What to produce:
Write the entries out again exactly as they stand, but without the pictures.

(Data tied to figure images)
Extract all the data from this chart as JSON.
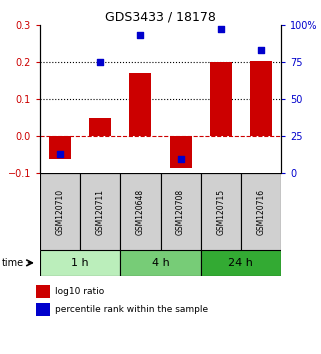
{
  "title": "GDS3433 / 18178",
  "samples": [
    "GSM120710",
    "GSM120711",
    "GSM120648",
    "GSM120708",
    "GSM120715",
    "GSM120716"
  ],
  "log10_ratio": [
    -0.062,
    0.048,
    0.17,
    -0.085,
    0.2,
    0.202
  ],
  "percentile_rank_pct": [
    13,
    75,
    93,
    10,
    97,
    83
  ],
  "ylim_left": [
    -0.1,
    0.3
  ],
  "ylim_right": [
    0,
    100
  ],
  "left_ticks": [
    -0.1,
    0.0,
    0.1,
    0.2,
    0.3
  ],
  "right_ticks": [
    0,
    25,
    50,
    75,
    100
  ],
  "right_tick_labels": [
    "0",
    "25",
    "50",
    "75",
    "100%"
  ],
  "hlines_dotted": [
    0.1,
    0.2
  ],
  "hline_dashed": 0.0,
  "bar_color": "#cc0000",
  "dot_color": "#0000cc",
  "time_groups": [
    {
      "label": "1 h",
      "cols": [
        0,
        1
      ],
      "color": "#bbeebb"
    },
    {
      "label": "4 h",
      "cols": [
        2,
        3
      ],
      "color": "#77cc77"
    },
    {
      "label": "24 h",
      "cols": [
        4,
        5
      ],
      "color": "#33aa33"
    }
  ],
  "bar_width": 0.55,
  "dot_size": 25,
  "background_color": "#ffffff",
  "left_axis_color": "#cc0000",
  "right_axis_color": "#0000cc",
  "sample_box_color": "#d0d0d0",
  "title_fontsize": 9,
  "tick_fontsize": 7,
  "sample_fontsize": 5.5,
  "time_fontsize": 8,
  "legend_fontsize": 6.5
}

Answer in full:
Extract all the data from this chart as JSON.
{
  "title": "GDS3433 / 18178",
  "samples": [
    "GSM120710",
    "GSM120711",
    "GSM120648",
    "GSM120708",
    "GSM120715",
    "GSM120716"
  ],
  "log10_ratio": [
    -0.062,
    0.048,
    0.17,
    -0.085,
    0.2,
    0.202
  ],
  "percentile_rank_pct": [
    13,
    75,
    93,
    10,
    97,
    83
  ],
  "ylim_left": [
    -0.1,
    0.3
  ],
  "ylim_right": [
    0,
    100
  ],
  "left_ticks": [
    -0.1,
    0.0,
    0.1,
    0.2,
    0.3
  ],
  "right_ticks": [
    0,
    25,
    50,
    75,
    100
  ],
  "right_tick_labels": [
    "0",
    "25",
    "50",
    "75",
    "100%"
  ],
  "hlines_dotted": [
    0.1,
    0.2
  ],
  "hline_dashed": 0.0,
  "bar_color": "#cc0000",
  "dot_color": "#0000cc",
  "time_groups": [
    {
      "label": "1 h",
      "cols": [
        0,
        1
      ],
      "color": "#bbeebb"
    },
    {
      "label": "4 h",
      "cols": [
        2,
        3
      ],
      "color": "#77cc77"
    },
    {
      "label": "24 h",
      "cols": [
        4,
        5
      ],
      "color": "#33aa33"
    }
  ],
  "bar_width": 0.55,
  "dot_size": 25,
  "background_color": "#ffffff",
  "left_axis_color": "#cc0000",
  "right_axis_color": "#0000cc",
  "sample_box_color": "#d0d0d0",
  "title_fontsize": 9,
  "tick_fontsize": 7,
  "sample_fontsize": 5.5,
  "time_fontsize": 8,
  "legend_fontsize": 6.5
}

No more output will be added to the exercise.